» Listed entries:
— begin —
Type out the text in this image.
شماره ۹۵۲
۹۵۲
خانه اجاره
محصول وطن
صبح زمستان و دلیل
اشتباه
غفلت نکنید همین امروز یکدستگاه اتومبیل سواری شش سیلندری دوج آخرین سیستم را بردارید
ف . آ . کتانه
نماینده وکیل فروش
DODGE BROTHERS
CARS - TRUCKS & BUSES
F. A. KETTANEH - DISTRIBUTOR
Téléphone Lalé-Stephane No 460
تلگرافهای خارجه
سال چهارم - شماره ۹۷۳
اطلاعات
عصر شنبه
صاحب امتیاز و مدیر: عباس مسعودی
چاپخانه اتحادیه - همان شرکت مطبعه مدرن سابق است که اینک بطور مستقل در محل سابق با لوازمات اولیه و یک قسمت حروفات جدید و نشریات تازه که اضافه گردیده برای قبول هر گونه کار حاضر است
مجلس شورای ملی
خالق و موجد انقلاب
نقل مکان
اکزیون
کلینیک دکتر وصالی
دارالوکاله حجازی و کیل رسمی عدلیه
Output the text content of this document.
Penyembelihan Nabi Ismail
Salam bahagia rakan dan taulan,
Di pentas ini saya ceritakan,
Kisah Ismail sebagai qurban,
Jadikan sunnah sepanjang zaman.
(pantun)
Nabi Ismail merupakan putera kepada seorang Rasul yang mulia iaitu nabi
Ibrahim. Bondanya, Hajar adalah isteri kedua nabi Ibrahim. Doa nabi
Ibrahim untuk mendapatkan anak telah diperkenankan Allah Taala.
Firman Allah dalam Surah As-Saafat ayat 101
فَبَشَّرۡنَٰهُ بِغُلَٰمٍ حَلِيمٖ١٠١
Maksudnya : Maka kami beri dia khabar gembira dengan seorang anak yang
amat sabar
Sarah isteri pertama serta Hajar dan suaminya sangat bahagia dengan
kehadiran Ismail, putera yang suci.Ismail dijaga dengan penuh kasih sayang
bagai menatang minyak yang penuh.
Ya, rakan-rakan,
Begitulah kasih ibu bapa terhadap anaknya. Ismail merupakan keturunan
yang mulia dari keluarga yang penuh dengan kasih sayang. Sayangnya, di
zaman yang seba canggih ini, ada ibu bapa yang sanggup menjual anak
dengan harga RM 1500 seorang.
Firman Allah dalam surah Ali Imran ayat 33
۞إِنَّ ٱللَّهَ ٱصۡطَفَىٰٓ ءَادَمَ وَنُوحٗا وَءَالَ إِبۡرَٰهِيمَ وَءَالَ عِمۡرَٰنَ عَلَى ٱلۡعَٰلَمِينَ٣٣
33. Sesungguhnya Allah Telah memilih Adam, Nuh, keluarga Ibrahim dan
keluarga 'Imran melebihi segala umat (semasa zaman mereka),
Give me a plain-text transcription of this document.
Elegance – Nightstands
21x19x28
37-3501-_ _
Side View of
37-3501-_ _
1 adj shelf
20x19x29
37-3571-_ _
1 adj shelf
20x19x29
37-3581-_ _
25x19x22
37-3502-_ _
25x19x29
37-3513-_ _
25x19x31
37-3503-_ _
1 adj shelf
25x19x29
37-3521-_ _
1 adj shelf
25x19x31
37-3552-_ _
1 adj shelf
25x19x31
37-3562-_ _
— end —
» Work to be completed:
Find out how many lines in the listing contain the string "merupakan". Give the number alone.

» Exercise result:
2